== Stored rows ==

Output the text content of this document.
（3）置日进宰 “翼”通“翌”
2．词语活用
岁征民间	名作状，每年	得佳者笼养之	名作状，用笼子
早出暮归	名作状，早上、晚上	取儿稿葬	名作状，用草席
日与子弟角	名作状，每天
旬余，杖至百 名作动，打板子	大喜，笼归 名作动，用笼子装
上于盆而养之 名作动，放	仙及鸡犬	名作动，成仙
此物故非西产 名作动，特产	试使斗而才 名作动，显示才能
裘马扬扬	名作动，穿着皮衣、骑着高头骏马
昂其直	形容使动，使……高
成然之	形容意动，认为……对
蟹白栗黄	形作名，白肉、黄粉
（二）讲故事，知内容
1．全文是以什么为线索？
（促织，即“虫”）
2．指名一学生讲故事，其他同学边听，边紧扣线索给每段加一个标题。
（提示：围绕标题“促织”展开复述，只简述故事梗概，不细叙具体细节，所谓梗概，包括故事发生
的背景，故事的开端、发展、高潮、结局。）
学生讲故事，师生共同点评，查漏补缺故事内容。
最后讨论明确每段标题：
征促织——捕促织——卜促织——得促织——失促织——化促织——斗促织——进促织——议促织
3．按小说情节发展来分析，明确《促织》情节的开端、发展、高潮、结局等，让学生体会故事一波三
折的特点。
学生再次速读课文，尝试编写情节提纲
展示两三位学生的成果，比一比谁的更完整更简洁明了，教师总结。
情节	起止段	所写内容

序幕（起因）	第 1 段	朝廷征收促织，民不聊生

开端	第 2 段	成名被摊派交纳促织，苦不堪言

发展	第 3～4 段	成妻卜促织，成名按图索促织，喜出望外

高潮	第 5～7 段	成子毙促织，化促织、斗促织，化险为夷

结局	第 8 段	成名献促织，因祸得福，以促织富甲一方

===

> _Required work_:
All of the data must be returned exactly.

> _Written answer_:
Output the text content of this document.
（3）置日进宰 “翼”通“翌”
2．词语活用
岁征民间	名作状，每年	得佳者笼养之	名作状，用笼子
早出暮归	名作状，早上、晚上	取儿稿葬	名作状，用草席
日与子弟角	名作状，每天
旬余，杖至百 名作动，打板子	大喜，笼归 名作动，用笼子装
上于盆而养之 名作动，放	仙及鸡犬	名作动，成仙
此物故非西产 名作动，特产	试使斗而才 名作动，显示才能
裘马扬扬	名作动，穿着皮衣、骑着高头骏马
昂其直	形容使动，使……高
成然之	形容意动，认为……对
蟹白栗黄	形作名，白肉、黄粉
（二）讲故事，知内容
1．全文是以什么为线索？
（促织，即“虫”）
2．指名一学生讲故事，其他同学边听，边紧扣线索给每段加一个标题。
（提示：围绕标题“促织”展开复述，只简述故事梗概，不细叙具体细节，所谓梗概，包括故事发生
的背景，故事的开端、发展、高潮、结局。）
学生讲故事，师生共同点评，查漏补缺故事内容。
最后讨论明确每段标题：
征促织——捕促织——卜促织——得促织——失促织——化促织——斗促织——进促织——议促织
3．按小说情节发展来分析，明确《促织》情节的开端、发展、高潮、结局等，让学生体会故事一波三
折的特点。
学生再次速读课文，尝试编写情节提纲
展示两三位学生的成果，比一比谁的更完整更简洁明了，教师总结。
情节	起止段	所写内容

序幕（起因）	第 1 段	朝廷征收促织，民不聊生

开端	第 2 段	成名被摊派交纳促织，苦不堪言

发展	第 3～4 段	成妻卜促织，成名按图索促织，喜出望外

高潮	第 5～7 段	成子毙促织，化促织、斗促织，化险为夷

结局	第 8 段	成名献促织，因祸得福，以促织富甲一方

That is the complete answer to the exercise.